DIRECTIONS >>
Copy every record exactly, and keep the pictures out.
[Start RECORDS SUPPLIED]
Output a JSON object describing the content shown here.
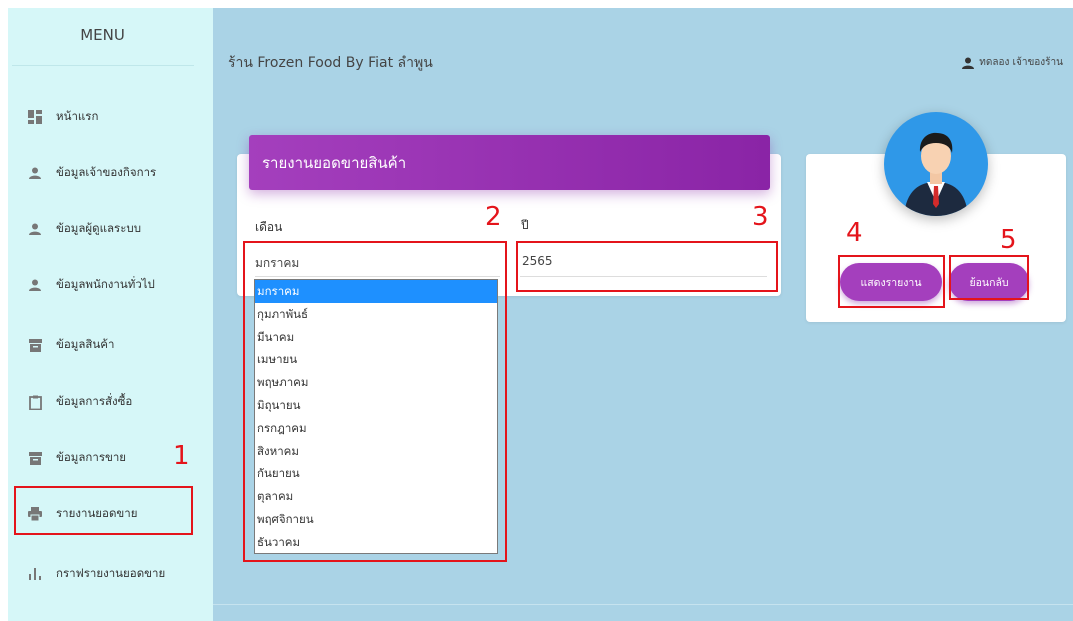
{
  "sidebar": {
    "title": "MENU",
    "items": [
      {
        "label": "หน้าแรก",
        "icon": "dashboard-icon"
      },
      {
        "label": "ข้อมูลเจ้าของกิจการ",
        "icon": "person-icon"
      },
      {
        "label": "ข้อมูลผู้ดูแลระบบ",
        "icon": "person-icon"
      },
      {
        "label": "ข้อมูลพนักงานทั่วไป",
        "icon": "person-icon"
      },
      {
        "label": "ข้อมูลสินค้า",
        "icon": "archive-icon"
      },
      {
        "label": "ข้อมูลการสั่งซื้อ",
        "icon": "clipboard-icon"
      },
      {
        "label": "ข้อมูลการขาย",
        "icon": "archive-icon"
      },
      {
        "label": "รายงานยอดขาย",
        "icon": "printer-icon"
      },
      {
        "label": "กราฟรายงานยอดขาย",
        "icon": "bar-chart-icon"
      }
    ]
  },
  "header": {
    "shop_name": "ร้าน Frozen Food By Fiat ลำพูน",
    "user_label": "ทดลอง เจ้าของร้าน"
  },
  "report": {
    "title": "รายงานยอดขายสินค้า",
    "month_label": "เดือน",
    "year_label": "ปี",
    "month_value": "มกราคม",
    "year_value": "2565",
    "month_options": [
      "มกราคม",
      "กุมภาพันธ์",
      "มีนาคม",
      "เมษายน",
      "พฤษภาคม",
      "มิถุนายน",
      "กรกฎาคม",
      "สิงหาคม",
      "กันยายน",
      "ตุลาคม",
      "พฤศจิกายน",
      "ธันวาคม"
    ]
  },
  "actions": {
    "show_report": "แสดงรายงาน",
    "back": "ย้อนกลับ"
  },
  "annotations": [
    "1",
    "2",
    "3",
    "4",
    "5"
  ],
  "colors": {
    "sidebar_bg": "#d6f7f8",
    "main_bg": "#aad3e6",
    "accent": "#a43fbd",
    "highlight": "#e4141b",
    "selected_option": "#1e90ff"
  }
}
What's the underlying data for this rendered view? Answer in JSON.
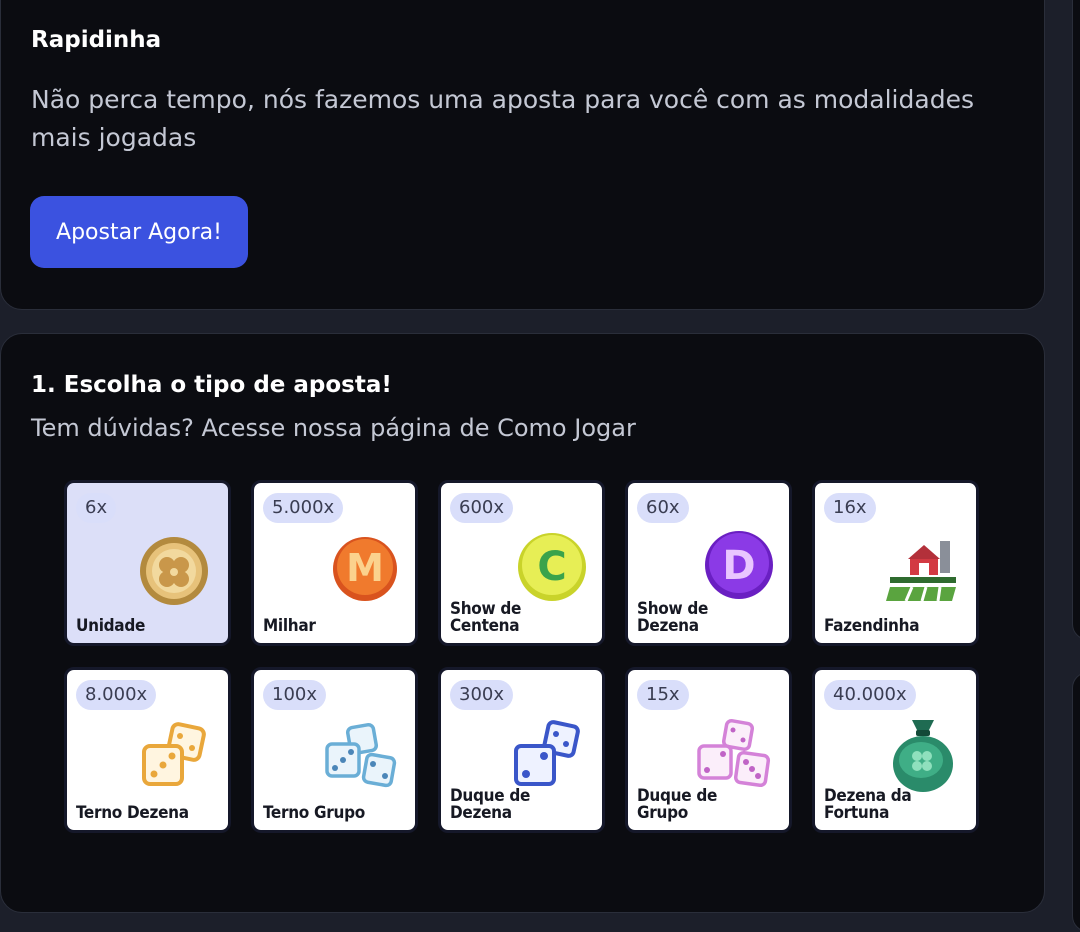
{
  "quick": {
    "title": "Rapidinha",
    "description_line1": "Não perca tempo, nós fazemos uma aposta para você com as modalidades",
    "description_line2": "mais jogadas",
    "button_label": "Apostar Agora!"
  },
  "bet": {
    "title": "1. Escolha o tipo de aposta!",
    "help": "Tem dúvidas? Acesse nossa página de Como Jogar",
    "tiles": [
      {
        "multiplier": "6x",
        "label_1": "Unidade",
        "label_2": "",
        "icon": "clover-coin-icon",
        "selected": true
      },
      {
        "multiplier": "5.000x",
        "label_1": "Milhar",
        "label_2": "",
        "icon": "letter-m-coin-icon"
      },
      {
        "multiplier": "600x",
        "label_1": "Show de",
        "label_2": "Centena",
        "icon": "letter-c-coin-icon"
      },
      {
        "multiplier": "60x",
        "label_1": "Show de",
        "label_2": "Dezena",
        "icon": "letter-d-coin-icon"
      },
      {
        "multiplier": "16x",
        "label_1": "Fazendinha",
        "label_2": "",
        "icon": "farm-icon"
      },
      {
        "multiplier": "8.000x",
        "label_1": "Terno Dezena",
        "label_2": "",
        "icon": "dice-orange-icon"
      },
      {
        "multiplier": "100x",
        "label_1": "Terno Grupo",
        "label_2": "",
        "icon": "dice-blue-icon"
      },
      {
        "multiplier": "300x",
        "label_1": "Duque de",
        "label_2": "Dezena",
        "icon": "dice-navy-icon"
      },
      {
        "multiplier": "15x",
        "label_1": "Duque de",
        "label_2": "Grupo",
        "icon": "dice-pink-icon"
      },
      {
        "multiplier": "40.000x",
        "label_1": "Dezena da",
        "label_2": "Fortuna",
        "icon": "money-bag-icon"
      }
    ]
  },
  "colors": {
    "accent": "#3b52e0",
    "card_bg": "#0b0c11",
    "page_bg": "#1c1f2a",
    "badge_bg": "#d9defa",
    "selected_tile_bg": "#dcdff8"
  }
}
[End RECORDS SUPPLIED]
EXPECTED ANSWER >>
Output a JSON object describing the content shown here.
{
  "sidebar": {
    "title": "MENU",
    "items": [
      {
        "label": "หน้าแรก",
        "icon": "dashboard-icon"
      },
      {
        "label": "ข้อมูลเจ้าของกิจการ",
        "icon": "person-icon"
      },
      {
        "label": "ข้อมูลผู้ดูแลระบบ",
        "icon": "person-icon"
      },
      {
        "label": "ข้อมูลพนักงานทั่วไป",
        "icon": "person-icon"
      },
      {
        "label": "ข้อมูลสินค้า",
        "icon": "archive-icon"
      },
      {
        "label": "ข้อมูลการสั่งซื้อ",
        "icon": "clipboard-icon"
      },
      {
        "label": "ข้อมูลการขาย",
        "icon": "archive-icon"
      },
      {
        "label": "รายงานยอดขาย",
        "icon": "printer-icon"
      },
      {
        "label": "กราฟรายงานยอดขาย",
        "icon": "bar-chart-icon"
      }
    ]
  },
  "header": {
    "shop_name": "ร้าน Frozen Food By Fiat ลำพูน",
    "user_label": "ทดลอง เจ้าของร้าน"
  },
  "report": {
    "title": "รายงานยอดขายสินค้า",
    "month_label": "เดือน",
    "year_label": "ปี",
    "month_value": "มกราคม",
    "year_value": "2565",
    "month_options": [
      "มกราคม",
      "กุมภาพันธ์",
      "มีนาคม",
      "เมษายน",
      "พฤษภาคม",
      "มิถุนายน",
      "กรกฎาคม",
      "สิงหาคม",
      "กันยายน",
      "ตุลาคม",
      "พฤศจิกายน",
      "ธันวาคม"
    ]
  },
  "actions": {
    "show_report": "แสดงรายงาน",
    "back": "ย้อนกลับ"
  },
  "annotations": [
    "1",
    "2",
    "3",
    "4",
    "5"
  ],
  "colors": {
    "sidebar_bg": "#d6f7f8",
    "main_bg": "#aad3e6",
    "accent": "#a43fbd",
    "highlight": "#e4141b",
    "selected_option": "#1e90ff"
  }
}
What's the underlying data for this rendered view? Answer in JSON.
{
  "quick": {
    "title": "Rapidinha",
    "description_line1": "Não perca tempo, nós fazemos uma aposta para você com as modalidades",
    "description_line2": "mais jogadas",
    "button_label": "Apostar Agora!"
  },
  "bet": {
    "title": "1. Escolha o tipo de aposta!",
    "help": "Tem dúvidas? Acesse nossa página de Como Jogar",
    "tiles": [
      {
        "multiplier": "6x",
        "label_1": "Unidade",
        "label_2": "",
        "icon": "clover-coin-icon",
        "selected": true
      },
      {
        "multiplier": "5.000x",
        "label_1": "Milhar",
        "label_2": "",
        "icon": "letter-m-coin-icon"
      },
      {
        "multiplier": "600x",
        "label_1": "Show de",
        "label_2": "Centena",
        "icon": "letter-c-coin-icon"
      },
      {
        "multiplier": "60x",
        "label_1": "Show de",
        "label_2": "Dezena",
        "icon": "letter-d-coin-icon"
      },
      {
        "multiplier": "16x",
        "label_1": "Fazendinha",
        "label_2": "",
        "icon": "farm-icon"
      },
      {
        "multiplier": "8.000x",
        "label_1": "Terno Dezena",
        "label_2": "",
        "icon": "dice-orange-icon"
      },
      {
        "multiplier": "100x",
        "label_1": "Terno Grupo",
        "label_2": "",
        "icon": "dice-blue-icon"
      },
      {
        "multiplier": "300x",
        "label_1": "Duque de",
        "label_2": "Dezena",
        "icon": "dice-navy-icon"
      },
      {
        "multiplier": "15x",
        "label_1": "Duque de",
        "label_2": "Grupo",
        "icon": "dice-pink-icon"
      },
      {
        "multiplier": "40.000x",
        "label_1": "Dezena da",
        "label_2": "Fortuna",
        "icon": "money-bag-icon"
      }
    ]
  },
  "colors": {
    "accent": "#3b52e0",
    "card_bg": "#0b0c11",
    "page_bg": "#1c1f2a",
    "badge_bg": "#d9defa",
    "selected_tile_bg": "#dcdff8"
  }
}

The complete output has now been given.